_Short problem:_
Reproduce the material word for word; the images stay out.

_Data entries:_
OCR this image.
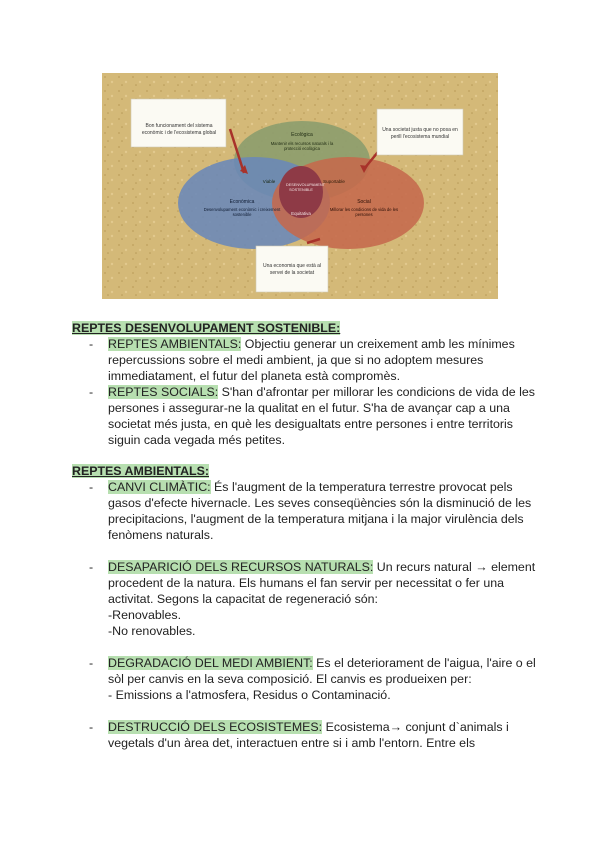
Ecològica
Mantenir els recursos naturals i la protecció ecològica
Viable	Suportable
DESENVOLUPAMENT SOSTENIBLE
Equitativa
Econòmica
Desenvolupament econòmic i creixement sostenible
Social
Millorar les condicions de vida de les persones
Bon funcionament del sistema econòmic i de l'ecosistema global	Una societat justa que no posa en perill l'ecosistema mundial
Una economia que està al servei de la societat

REPTES DESENVOLUPAMENT SOSTENIBLE:

- REPTES AMBIENTALS: Objectiu generar un creixement amb les mínimes repercussions sobre el medi ambient, ja que si no adoptem mesures immediatament, el futur del planeta està compromès.
- REPTES SOCIALS: S'han d'afrontar per millorar les condicions de vida de les persones i assegurar-ne la qualitat en el futur. S'ha de avançar cap a una societat més justa, en què les desigualtats entre persones i entre territoris siguin cada vegada més petites.

REPTES AMBIENTALS:

- CANVI CLIMÀTIC: És l'augment de la temperatura terrestre provocat pels gasos d'efecte hivernacle. Les seves conseqüències són la disminució de les precipitacions, l'augment de la temperatura mitjana i la major virulència dels fenòmens naturals.
- DESAPARICIÓ DELS RECURSOS NATURALS: Un recurs natural → element procedent de la natura. Els humans el fan servir per necessitat o fer una activitat. Segons la capacitat de regeneració són:

-Renovables.

-No renovables.

- DEGRADACIÓ DEL MEDI AMBIENT: Es el deteriorament de l'aigua, l'aire o el sòl per canvis en la seva composició. El canvis es produeixen per:

- Emissions a l'atmosfera, Residus o Contaminació.

- DESTRUCCIÓ DELS ECOSISTEMES: Ecosistema→ conjunt d`animals i vegetals d'un àrea det, interactuen entre si i amb l'entorn. Entre els
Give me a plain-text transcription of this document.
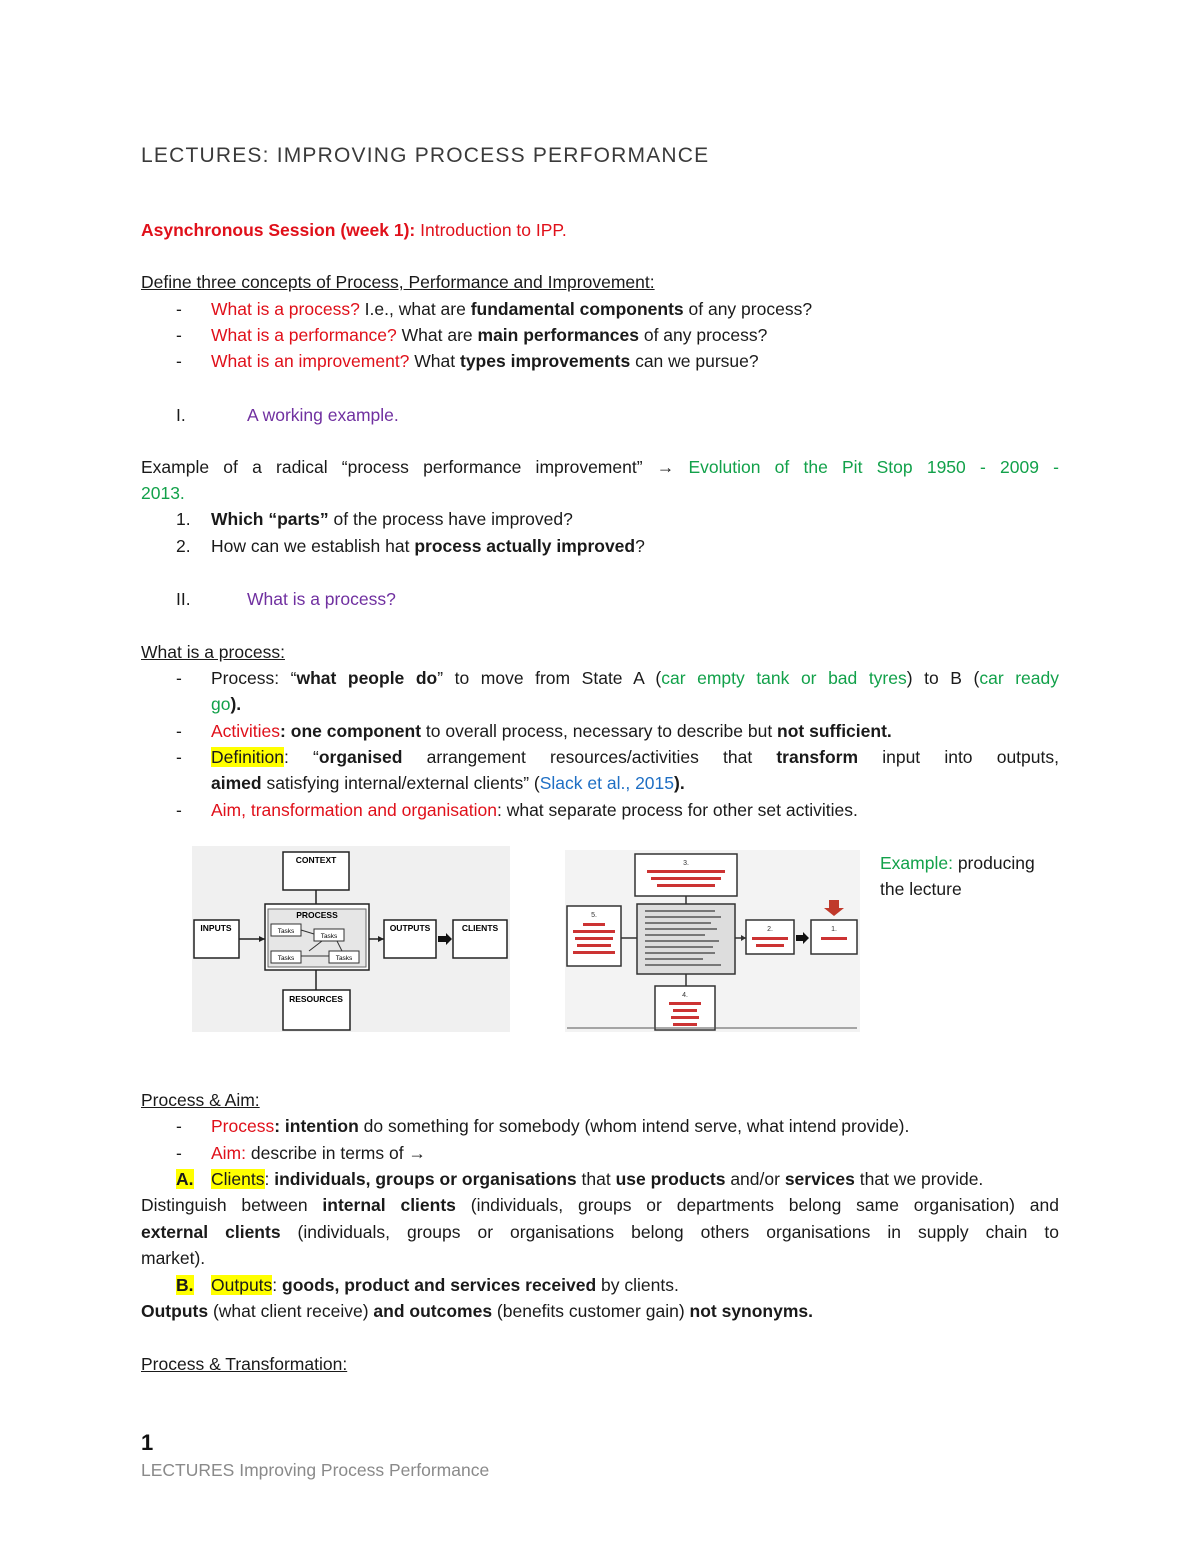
LECTURES: IMPROVING PROCESS PERFORMANCE
Asynchronous Session (week 1): Introduction to IPP.
Define three concepts of Process, Performance and Improvement:
- What is a process? I.e., what are fundamental components of any process?
- What is a performance? What are main performances of any process?
- What is an improvement? What types improvements can we pursue?
I.	A working example.
Example of a radical “process performance improvement” → Evolution of the Pit Stop 1950 - 2009 -
2013.
1. Which “parts” of the process have improved?
2. How can we establish hat process actually improved?
II.	What is a process?
What is a process:
- Process: “what people do” to move from State A (car empty tank or bad tyres) to B (car ready
go).
- Activities: one component to overall process, necessary to describe but not sufficient.
- Definition: “organised arrangement resources/activities that transform input into outputs,
aimed satisfying internal/external clients” (Slack et al., 2015).
- Aim, transformation and organisation: what separate process for other set activities.
CONTEXT
PROCESS
Tasks
Tasks
Tasks	Tasks
INPUTS	OUTPUTS	CLIENTS
RESOURCES
3.
5.
2.	1.
4.
Example: producing
the lecture
Process & Aim:
- Process: intention do something for somebody (whom intend serve, what intend provide).
- Aim: describe in terms of →
A. Clients: individuals, groups or organisations that use products and/or services that we provide.
Distinguish between internal clients (individuals, groups or departments belong same organisation) and
external clients (individuals, groups or organisations belong others organisations in supply chain to
market).
B. Outputs: goods, product and services received by clients.
Outputs (what client receive) and outcomes (benefits customer gain) not synonyms.
Process & Transformation:
1
LECTURES Improving Process Performance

_Solution below:_
OCR this image.
Ecològica
Mantenir els recursos naturals i la protecció ecològica
Viable	Suportable
DESENVOLUPAMENT SOSTENIBLE
Equitativa
Econòmica
Desenvolupament econòmic i creixement sostenible
Social
Millorar les condicions de vida de les persones
Bon funcionament del sistema econòmic i de l'ecosistema global	Una societat justa que no posa en perill l'ecosistema mundial
Una economia que està al servei de la societat

REPTES DESENVOLUPAMENT SOSTENIBLE:

- REPTES AMBIENTALS: Objectiu generar un creixement amb les mínimes repercussions sobre el medi ambient, ja que si no adoptem mesures immediatament, el futur del planeta està compromès.
- REPTES SOCIALS: S'han d'afrontar per millorar les condicions de vida de les persones i assegurar-ne la qualitat en el futur. S'ha de avançar cap a una societat més justa, en què les desigualtats entre persones i entre territoris siguin cada vegada més petites.

REPTES AMBIENTALS:

- CANVI CLIMÀTIC: És l'augment de la temperatura terrestre provocat pels gasos d'efecte hivernacle. Les seves conseqüències són la disminució de les precipitacions, l'augment de la temperatura mitjana i la major virulència dels fenòmens naturals.
- DESAPARICIÓ DELS RECURSOS NATURALS: Un recurs natural → element procedent de la natura. Els humans el fan servir per necessitat o fer una activitat. Segons la capacitat de regeneració són:

-Renovables.

-No renovables.

- DEGRADACIÓ DEL MEDI AMBIENT: Es el deteriorament de l'aigua, l'aire o el sòl per canvis en la seva composició. El canvis es produeixen per:

- Emissions a l'atmosfera, Residus o Contaminació.

- DESTRUCCIÓ DELS ECOSISTEMES: Ecosistema→ conjunt d`animals i vegetals d'un àrea det, interactuen entre si i amb l'entorn. Entre els
Give me a plain-text transcription of this document.
LECTURES: IMPROVING PROCESS PERFORMANCE
Asynchronous Session (week 1): Introduction to IPP.
Define three concepts of Process, Performance and Improvement:
- What is a process? I.e., what are fundamental components of any process?
- What is a performance? What are main performances of any process?
- What is an improvement? What types improvements can we pursue?
I.	A working example.
Example of a radical “process performance improvement” → Evolution of the Pit Stop 1950 - 2009 -
2013.
1. Which “parts” of the process have improved?
2. How can we establish hat process actually improved?
II.	What is a process?
What is a process:
- Process: “what people do” to move from State A (car empty tank or bad tyres) to B (car ready
go).
- Activities: one component to overall process, necessary to describe but not sufficient.
- Definition: “organised arrangement resources/activities that transform input into outputs,
aimed satisfying internal/external clients” (Slack et al., 2015).
- Aim, transformation and organisation: what separate process for other set activities.
CONTEXT
PROCESS
Tasks
Tasks
Tasks	Tasks
INPUTS	OUTPUTS	CLIENTS
RESOURCES
3.
5.
2.	1.
4.
Example: producing
the lecture
Process & Aim:
- Process: intention do something for somebody (whom intend serve, what intend provide).
- Aim: describe in terms of →
A. Clients: individuals, groups or organisations that use products and/or services that we provide.
Distinguish between internal clients (individuals, groups or departments belong same organisation) and
external clients (individuals, groups or organisations belong others organisations in supply chain to
market).
B. Outputs: goods, product and services received by clients.
Outputs (what client receive) and outcomes (benefits customer gain) not synonyms.
Process & Transformation:
1
LECTURES Improving Process Performance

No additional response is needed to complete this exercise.